● **WHAT TO WORK ON**:
Omit every picture, then give all the entries again exactly.
-*-*-
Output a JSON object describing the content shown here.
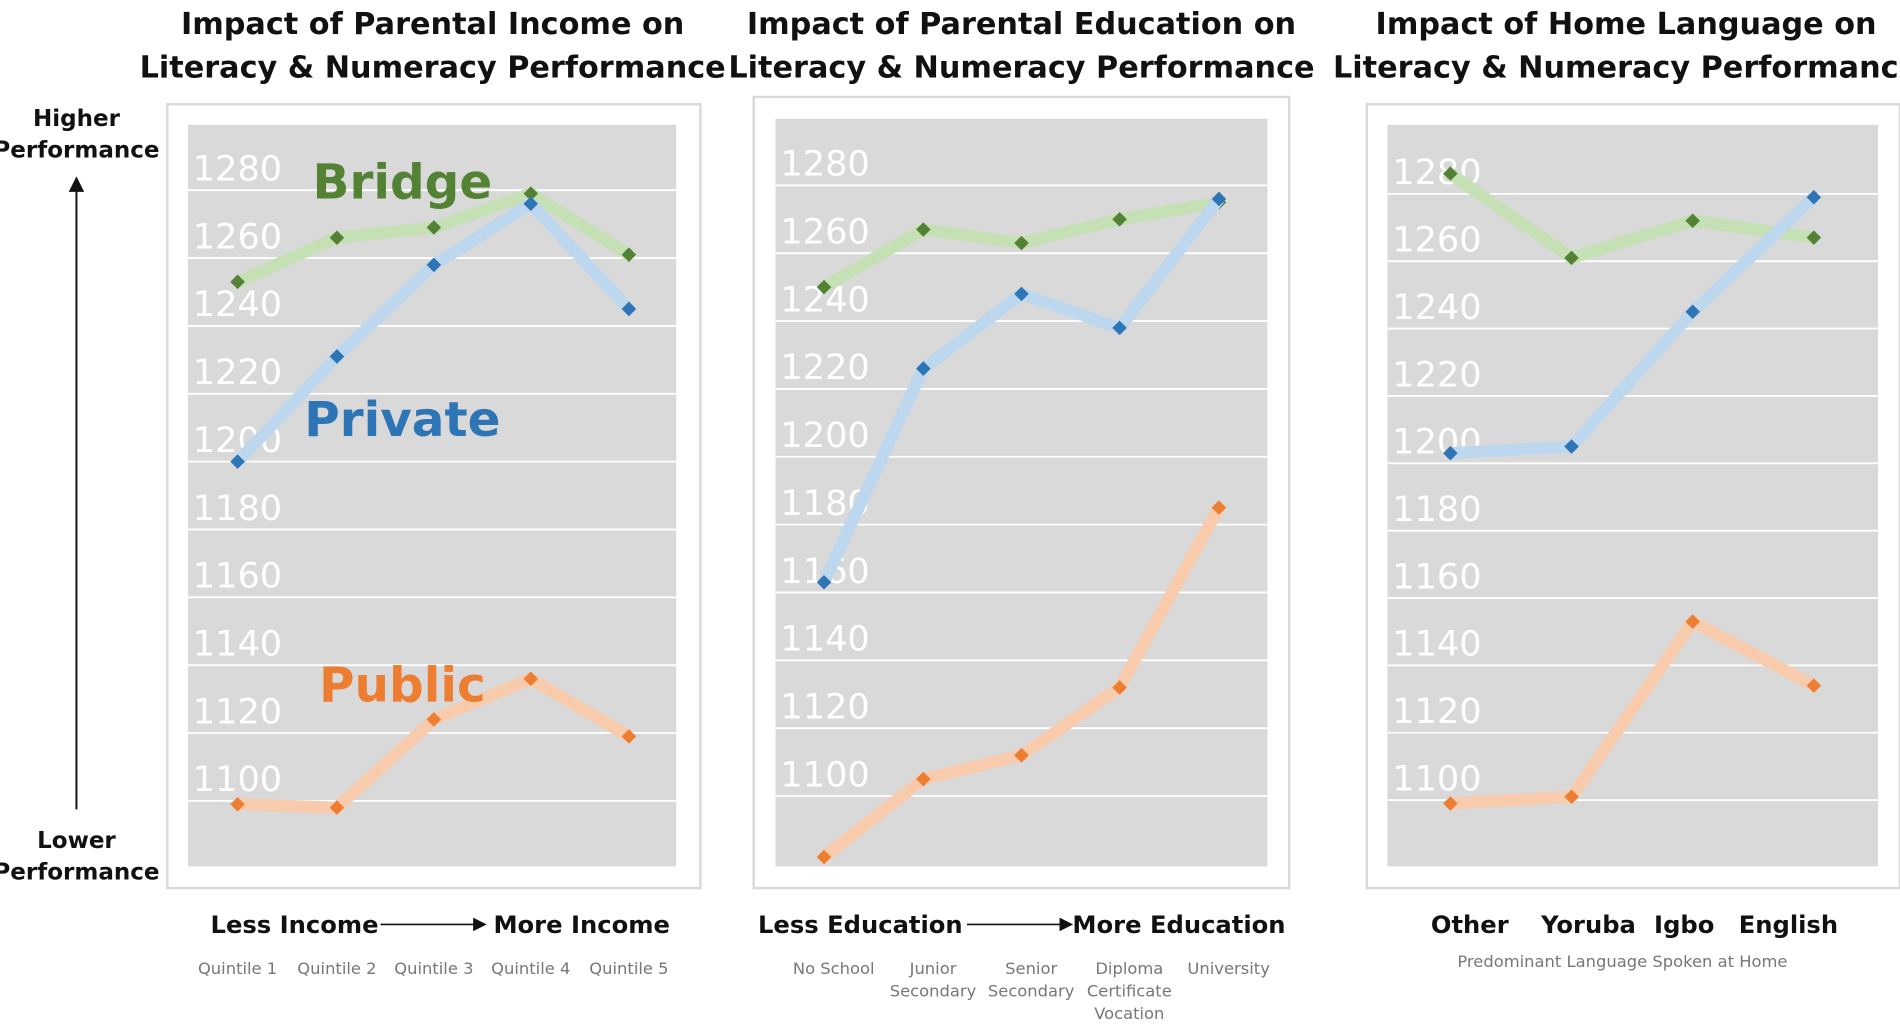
{
  "side_axis": {
    "top": [
      "Higher",
      "Performance"
    ],
    "bottom": [
      "Lower",
      "Performance"
    ]
  },
  "colors": {
    "Bridge": {
      "line": "#c5e0b4",
      "marker": "#548235",
      "label": "#548235"
    },
    "Private": {
      "line": "#bdd7ee",
      "marker": "#2e75b6",
      "label": "#2e75b6"
    },
    "Public": {
      "line": "#f8cbad",
      "marker": "#ed7d31",
      "label": "#ed7d31"
    }
  },
  "chart_data": [
    {
      "type": "line",
      "title": [
        "Impact of Parental Income on",
        "Literacy & Numeracy Performance"
      ],
      "direction": {
        "left": "Less Income",
        "right": "More Income"
      },
      "categories": [
        [
          "Quintile 1"
        ],
        [
          "Quintile 2"
        ],
        [
          "Quintile 3"
        ],
        [
          "Quintile 4"
        ],
        [
          "Quintile 5"
        ]
      ],
      "yticks": [
        "1280",
        "1260",
        "1240",
        "1220",
        "1200",
        "1180",
        "1160",
        "1140",
        "1120",
        "1100"
      ],
      "ylim": [
        1080,
        1300
      ],
      "series_labels_shown": true,
      "series": [
        {
          "name": "Bridge",
          "values": [
            1253,
            1266,
            1269,
            1279,
            1261
          ]
        },
        {
          "name": "Private",
          "values": [
            1200,
            1231,
            1258,
            1276,
            1245
          ]
        },
        {
          "name": "Public",
          "values": [
            1099,
            1098,
            1124,
            1136,
            1119
          ]
        }
      ]
    },
    {
      "type": "line",
      "title": [
        "Impact of Parental Education on",
        "Literacy & Numeracy Performance"
      ],
      "direction": {
        "left": "Less Education",
        "right": "More Education"
      },
      "categories": [
        [
          "No School"
        ],
        [
          "Junior",
          "Secondary"
        ],
        [
          "Senior",
          "Secondary"
        ],
        [
          "Diploma",
          "Certificate",
          "Vocation"
        ],
        [
          "University"
        ]
      ],
      "yticks": [
        "1280",
        "1260",
        "1240",
        "1220",
        "1200",
        "1180",
        "1160",
        "1140",
        "1120",
        "1100"
      ],
      "ylim": [
        1080,
        1300
      ],
      "series": [
        {
          "name": "Bridge",
          "values": [
            1250,
            1267,
            1263,
            1270,
            1275
          ]
        },
        {
          "name": "Private",
          "values": [
            1163,
            1226,
            1248,
            1238,
            1276
          ]
        },
        {
          "name": "Public",
          "values": [
            1082,
            1105,
            1112,
            1132,
            1185
          ]
        }
      ]
    },
    {
      "type": "line",
      "title": [
        "Impact of Home Language on",
        "Literacy & Numeracy Performance"
      ],
      "categories_bold": [
        "Other",
        "Yoruba",
        "Igbo",
        "English"
      ],
      "xlabel": "Predominant Language Spoken at Home",
      "yticks": [
        "1280",
        "1260",
        "1240",
        "1220",
        "1200",
        "1180",
        "1160",
        "1140",
        "1120",
        "1100"
      ],
      "ylim": [
        1080,
        1300
      ],
      "series": [
        {
          "name": "Bridge",
          "values": [
            1286,
            1261,
            1272,
            1267
          ]
        },
        {
          "name": "Private",
          "values": [
            1203,
            1205,
            1245,
            1279
          ]
        },
        {
          "name": "Public",
          "values": [
            1099,
            1101,
            1153,
            1134
          ]
        }
      ]
    }
  ]
}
-*-*-
● **FINISHED ANSWER**:
Output a JSON object describing the content shown here.
{
  "side_axis": {
    "top": [
      "Higher",
      "Performance"
    ],
    "bottom": [
      "Lower",
      "Performance"
    ]
  },
  "colors": {
    "Bridge": {
      "line": "#c5e0b4",
      "marker": "#548235",
      "label": "#548235"
    },
    "Private": {
      "line": "#bdd7ee",
      "marker": "#2e75b6",
      "label": "#2e75b6"
    },
    "Public": {
      "line": "#f8cbad",
      "marker": "#ed7d31",
      "label": "#ed7d31"
    }
  },
  "chart_data": [
    {
      "type": "line",
      "title": [
        "Impact of Parental Income on",
        "Literacy & Numeracy Performance"
      ],
      "direction": {
        "left": "Less Income",
        "right": "More Income"
      },
      "categories": [
        [
          "Quintile 1"
        ],
        [
          "Quintile 2"
        ],
        [
          "Quintile 3"
        ],
        [
          "Quintile 4"
        ],
        [
          "Quintile 5"
        ]
      ],
      "yticks": [
        "1280",
        "1260",
        "1240",
        "1220",
        "1200",
        "1180",
        "1160",
        "1140",
        "1120",
        "1100"
      ],
      "ylim": [
        1080,
        1300
      ],
      "series_labels_shown": true,
      "series": [
        {
          "name": "Bridge",
          "values": [
            1253,
            1266,
            1269,
            1279,
            1261
          ]
        },
        {
          "name": "Private",
          "values": [
            1200,
            1231,
            1258,
            1276,
            1245
          ]
        },
        {
          "name": "Public",
          "values": [
            1099,
            1098,
            1124,
            1136,
            1119
          ]
        }
      ]
    },
    {
      "type": "line",
      "title": [
        "Impact of Parental Education on",
        "Literacy & Numeracy Performance"
      ],
      "direction": {
        "left": "Less Education",
        "right": "More Education"
      },
      "categories": [
        [
          "No School"
        ],
        [
          "Junior",
          "Secondary"
        ],
        [
          "Senior",
          "Secondary"
        ],
        [
          "Diploma",
          "Certificate",
          "Vocation"
        ],
        [
          "University"
        ]
      ],
      "yticks": [
        "1280",
        "1260",
        "1240",
        "1220",
        "1200",
        "1180",
        "1160",
        "1140",
        "1120",
        "1100"
      ],
      "ylim": [
        1080,
        1300
      ],
      "series": [
        {
          "name": "Bridge",
          "values": [
            1250,
            1267,
            1263,
            1270,
            1275
          ]
        },
        {
          "name": "Private",
          "values": [
            1163,
            1226,
            1248,
            1238,
            1276
          ]
        },
        {
          "name": "Public",
          "values": [
            1082,
            1105,
            1112,
            1132,
            1185
          ]
        }
      ]
    },
    {
      "type": "line",
      "title": [
        "Impact of Home Language on",
        "Literacy & Numeracy Performance"
      ],
      "categories_bold": [
        "Other",
        "Yoruba",
        "Igbo",
        "English"
      ],
      "xlabel": "Predominant Language Spoken at Home",
      "yticks": [
        "1280",
        "1260",
        "1240",
        "1220",
        "1200",
        "1180",
        "1160",
        "1140",
        "1120",
        "1100"
      ],
      "ylim": [
        1080,
        1300
      ],
      "series": [
        {
          "name": "Bridge",
          "values": [
            1286,
            1261,
            1272,
            1267
          ]
        },
        {
          "name": "Private",
          "values": [
            1203,
            1205,
            1245,
            1279
          ]
        },
        {
          "name": "Public",
          "values": [
            1099,
            1101,
            1153,
            1134
          ]
        }
      ]
    }
  ]
}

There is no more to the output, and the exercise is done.